*Instruction:* Retype the material word for word.

--------

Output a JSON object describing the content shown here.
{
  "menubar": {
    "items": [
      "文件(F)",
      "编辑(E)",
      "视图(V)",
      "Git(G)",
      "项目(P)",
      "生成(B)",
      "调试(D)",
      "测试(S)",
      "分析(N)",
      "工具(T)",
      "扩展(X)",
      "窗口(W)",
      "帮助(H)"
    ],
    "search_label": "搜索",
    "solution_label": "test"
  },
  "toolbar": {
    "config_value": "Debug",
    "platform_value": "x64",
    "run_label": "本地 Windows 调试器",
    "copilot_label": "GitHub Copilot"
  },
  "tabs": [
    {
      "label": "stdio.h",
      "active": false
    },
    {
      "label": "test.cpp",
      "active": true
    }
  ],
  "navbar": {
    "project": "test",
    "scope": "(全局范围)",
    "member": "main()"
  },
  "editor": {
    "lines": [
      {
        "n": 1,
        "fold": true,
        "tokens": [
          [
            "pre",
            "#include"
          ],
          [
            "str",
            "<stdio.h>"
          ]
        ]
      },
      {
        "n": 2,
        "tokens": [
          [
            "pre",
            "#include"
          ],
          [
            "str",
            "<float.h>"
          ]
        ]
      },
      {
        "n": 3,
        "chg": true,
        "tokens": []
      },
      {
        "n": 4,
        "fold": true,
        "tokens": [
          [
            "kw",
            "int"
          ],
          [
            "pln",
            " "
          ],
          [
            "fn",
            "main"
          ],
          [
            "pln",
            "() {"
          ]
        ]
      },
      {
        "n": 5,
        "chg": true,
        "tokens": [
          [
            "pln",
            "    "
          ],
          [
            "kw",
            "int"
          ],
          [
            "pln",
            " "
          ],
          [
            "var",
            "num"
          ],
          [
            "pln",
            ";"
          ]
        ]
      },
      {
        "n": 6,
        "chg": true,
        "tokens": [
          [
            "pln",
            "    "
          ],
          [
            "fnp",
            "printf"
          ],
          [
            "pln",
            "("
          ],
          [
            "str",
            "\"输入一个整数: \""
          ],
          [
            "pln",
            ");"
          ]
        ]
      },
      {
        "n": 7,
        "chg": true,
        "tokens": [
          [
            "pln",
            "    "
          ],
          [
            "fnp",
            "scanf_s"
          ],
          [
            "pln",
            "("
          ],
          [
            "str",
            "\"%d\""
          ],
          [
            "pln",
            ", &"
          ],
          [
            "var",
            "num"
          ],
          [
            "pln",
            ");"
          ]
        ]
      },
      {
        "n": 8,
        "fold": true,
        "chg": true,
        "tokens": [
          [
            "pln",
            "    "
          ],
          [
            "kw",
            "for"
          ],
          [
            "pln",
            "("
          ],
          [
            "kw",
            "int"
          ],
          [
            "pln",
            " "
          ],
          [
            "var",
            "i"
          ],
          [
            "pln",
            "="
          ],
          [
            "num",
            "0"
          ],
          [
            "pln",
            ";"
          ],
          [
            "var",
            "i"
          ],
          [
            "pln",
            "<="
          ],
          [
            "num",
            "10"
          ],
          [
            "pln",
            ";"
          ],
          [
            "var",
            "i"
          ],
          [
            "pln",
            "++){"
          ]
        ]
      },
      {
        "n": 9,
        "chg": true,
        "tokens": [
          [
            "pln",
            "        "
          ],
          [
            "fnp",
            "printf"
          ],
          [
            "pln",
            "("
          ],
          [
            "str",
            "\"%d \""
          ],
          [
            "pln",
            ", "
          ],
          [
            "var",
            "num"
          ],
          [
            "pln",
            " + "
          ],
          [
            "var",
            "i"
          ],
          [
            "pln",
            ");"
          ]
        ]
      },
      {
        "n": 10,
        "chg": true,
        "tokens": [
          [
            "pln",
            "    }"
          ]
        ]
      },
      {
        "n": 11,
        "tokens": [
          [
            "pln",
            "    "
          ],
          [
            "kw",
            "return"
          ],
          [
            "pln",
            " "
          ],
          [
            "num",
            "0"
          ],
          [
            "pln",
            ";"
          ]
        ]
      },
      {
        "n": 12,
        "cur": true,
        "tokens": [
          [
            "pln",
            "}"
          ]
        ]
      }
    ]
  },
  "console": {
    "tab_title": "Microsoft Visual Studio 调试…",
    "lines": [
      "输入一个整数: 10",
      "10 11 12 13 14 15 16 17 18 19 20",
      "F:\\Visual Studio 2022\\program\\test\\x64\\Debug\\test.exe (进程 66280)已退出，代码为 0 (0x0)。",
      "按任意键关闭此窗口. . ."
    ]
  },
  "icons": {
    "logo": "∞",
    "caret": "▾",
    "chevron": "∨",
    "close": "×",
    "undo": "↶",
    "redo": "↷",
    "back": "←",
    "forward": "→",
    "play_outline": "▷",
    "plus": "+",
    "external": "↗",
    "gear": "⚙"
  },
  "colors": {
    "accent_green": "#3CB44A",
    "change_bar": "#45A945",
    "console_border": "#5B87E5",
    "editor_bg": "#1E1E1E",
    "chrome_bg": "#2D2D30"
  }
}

--------

*Result for this exercise:*
Output a JSON object describing the content shown here.
{
  "menubar": {
    "items": [
      "文件(F)",
      "编辑(E)",
      "视图(V)",
      "Git(G)",
      "项目(P)",
      "生成(B)",
      "调试(D)",
      "测试(S)",
      "分析(N)",
      "工具(T)",
      "扩展(X)",
      "窗口(W)",
      "帮助(H)"
    ],
    "search_label": "搜索",
    "solution_label": "test"
  },
  "toolbar": {
    "config_value": "Debug",
    "platform_value": "x64",
    "run_label": "本地 Windows 调试器",
    "copilot_label": "GitHub Copilot"
  },
  "tabs": [
    {
      "label": "stdio.h",
      "active": false
    },
    {
      "label": "test.cpp",
      "active": true
    }
  ],
  "navbar": {
    "project": "test",
    "scope": "(全局范围)",
    "member": "main()"
  },
  "editor": {
    "lines": [
      {
        "n": 1,
        "fold": true,
        "tokens": [
          [
            "pre",
            "#include"
          ],
          [
            "str",
            "<stdio.h>"
          ]
        ]
      },
      {
        "n": 2,
        "tokens": [
          [
            "pre",
            "#include"
          ],
          [
            "str",
            "<float.h>"
          ]
        ]
      },
      {
        "n": 3,
        "chg": true,
        "tokens": []
      },
      {
        "n": 4,
        "fold": true,
        "tokens": [
          [
            "kw",
            "int"
          ],
          [
            "pln",
            " "
          ],
          [
            "fn",
            "main"
          ],
          [
            "pln",
            "() {"
          ]
        ]
      },
      {
        "n": 5,
        "chg": true,
        "tokens": [
          [
            "pln",
            "    "
          ],
          [
            "kw",
            "int"
          ],
          [
            "pln",
            " "
          ],
          [
            "var",
            "num"
          ],
          [
            "pln",
            ";"
          ]
        ]
      },
      {
        "n": 6,
        "chg": true,
        "tokens": [
          [
            "pln",
            "    "
          ],
          [
            "fnp",
            "printf"
          ],
          [
            "pln",
            "("
          ],
          [
            "str",
            "\"输入一个整数: \""
          ],
          [
            "pln",
            ");"
          ]
        ]
      },
      {
        "n": 7,
        "chg": true,
        "tokens": [
          [
            "pln",
            "    "
          ],
          [
            "fnp",
            "scanf_s"
          ],
          [
            "pln",
            "("
          ],
          [
            "str",
            "\"%d\""
          ],
          [
            "pln",
            ", &"
          ],
          [
            "var",
            "num"
          ],
          [
            "pln",
            ");"
          ]
        ]
      },
      {
        "n": 8,
        "fold": true,
        "chg": true,
        "tokens": [
          [
            "pln",
            "    "
          ],
          [
            "kw",
            "for"
          ],
          [
            "pln",
            "("
          ],
          [
            "kw",
            "int"
          ],
          [
            "pln",
            " "
          ],
          [
            "var",
            "i"
          ],
          [
            "pln",
            "="
          ],
          [
            "num",
            "0"
          ],
          [
            "pln",
            ";"
          ],
          [
            "var",
            "i"
          ],
          [
            "pln",
            "<="
          ],
          [
            "num",
            "10"
          ],
          [
            "pln",
            ";"
          ],
          [
            "var",
            "i"
          ],
          [
            "pln",
            "++){"
          ]
        ]
      },
      {
        "n": 9,
        "chg": true,
        "tokens": [
          [
            "pln",
            "        "
          ],
          [
            "fnp",
            "printf"
          ],
          [
            "pln",
            "("
          ],
          [
            "str",
            "\"%d \""
          ],
          [
            "pln",
            ", "
          ],
          [
            "var",
            "num"
          ],
          [
            "pln",
            " + "
          ],
          [
            "var",
            "i"
          ],
          [
            "pln",
            ");"
          ]
        ]
      },
      {
        "n": 10,
        "chg": true,
        "tokens": [
          [
            "pln",
            "    }"
          ]
        ]
      },
      {
        "n": 11,
        "tokens": [
          [
            "pln",
            "    "
          ],
          [
            "kw",
            "return"
          ],
          [
            "pln",
            " "
          ],
          [
            "num",
            "0"
          ],
          [
            "pln",
            ";"
          ]
        ]
      },
      {
        "n": 12,
        "cur": true,
        "tokens": [
          [
            "pln",
            "}"
          ]
        ]
      }
    ]
  },
  "console": {
    "tab_title": "Microsoft Visual Studio 调试…",
    "lines": [
      "输入一个整数: 10",
      "10 11 12 13 14 15 16 17 18 19 20",
      "F:\\Visual Studio 2022\\program\\test\\x64\\Debug\\test.exe (进程 66280)已退出，代码为 0 (0x0)。",
      "按任意键关闭此窗口. . ."
    ]
  },
  "icons": {
    "logo": "∞",
    "caret": "▾",
    "chevron": "∨",
    "close": "×",
    "undo": "↶",
    "redo": "↷",
    "back": "←",
    "forward": "→",
    "play_outline": "▷",
    "plus": "+",
    "external": "↗",
    "gear": "⚙"
  },
  "colors": {
    "accent_green": "#3CB44A",
    "change_bar": "#45A945",
    "console_border": "#5B87E5",
    "editor_bg": "#1E1E1E",
    "chrome_bg": "#2D2D30"
  }
}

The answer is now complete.